- [Given request] Write out every entry exactly as it appears.
-- Begin Provided entries --
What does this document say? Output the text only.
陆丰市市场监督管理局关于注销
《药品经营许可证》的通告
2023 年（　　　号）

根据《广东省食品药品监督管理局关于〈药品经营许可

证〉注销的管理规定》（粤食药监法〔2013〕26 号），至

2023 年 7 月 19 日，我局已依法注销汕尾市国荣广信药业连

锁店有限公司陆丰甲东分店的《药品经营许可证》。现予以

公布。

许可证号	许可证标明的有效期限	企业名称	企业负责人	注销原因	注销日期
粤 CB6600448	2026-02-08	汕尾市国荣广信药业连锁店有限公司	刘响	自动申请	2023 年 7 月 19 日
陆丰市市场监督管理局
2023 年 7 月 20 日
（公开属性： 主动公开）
-- End Provided entries --
- [Full response]
What does this document say? Output the text only.
陆丰市市场监督管理局关于注销
《药品经营许可证》的通告
2023 年（　　　号）

根据《广东省食品药品监督管理局关于〈药品经营许可

证〉注销的管理规定》（粤食药监法〔2013〕26 号），至

2023 年 7 月 19 日，我局已依法注销汕尾市国荣广信药业连

锁店有限公司陆丰甲东分店的《药品经营许可证》。现予以

公布。

许可证号	许可证标明的有效期限	企业名称	企业负责人	注销原因	注销日期
粤 CB6600448	2026-02-08	汕尾市国荣广信药业连锁店有限公司	刘响	自动申请	2023 年 7 月 19 日
陆丰市市场监督管理局
2023 年 7 月 20 日
（公开属性： 主动公开）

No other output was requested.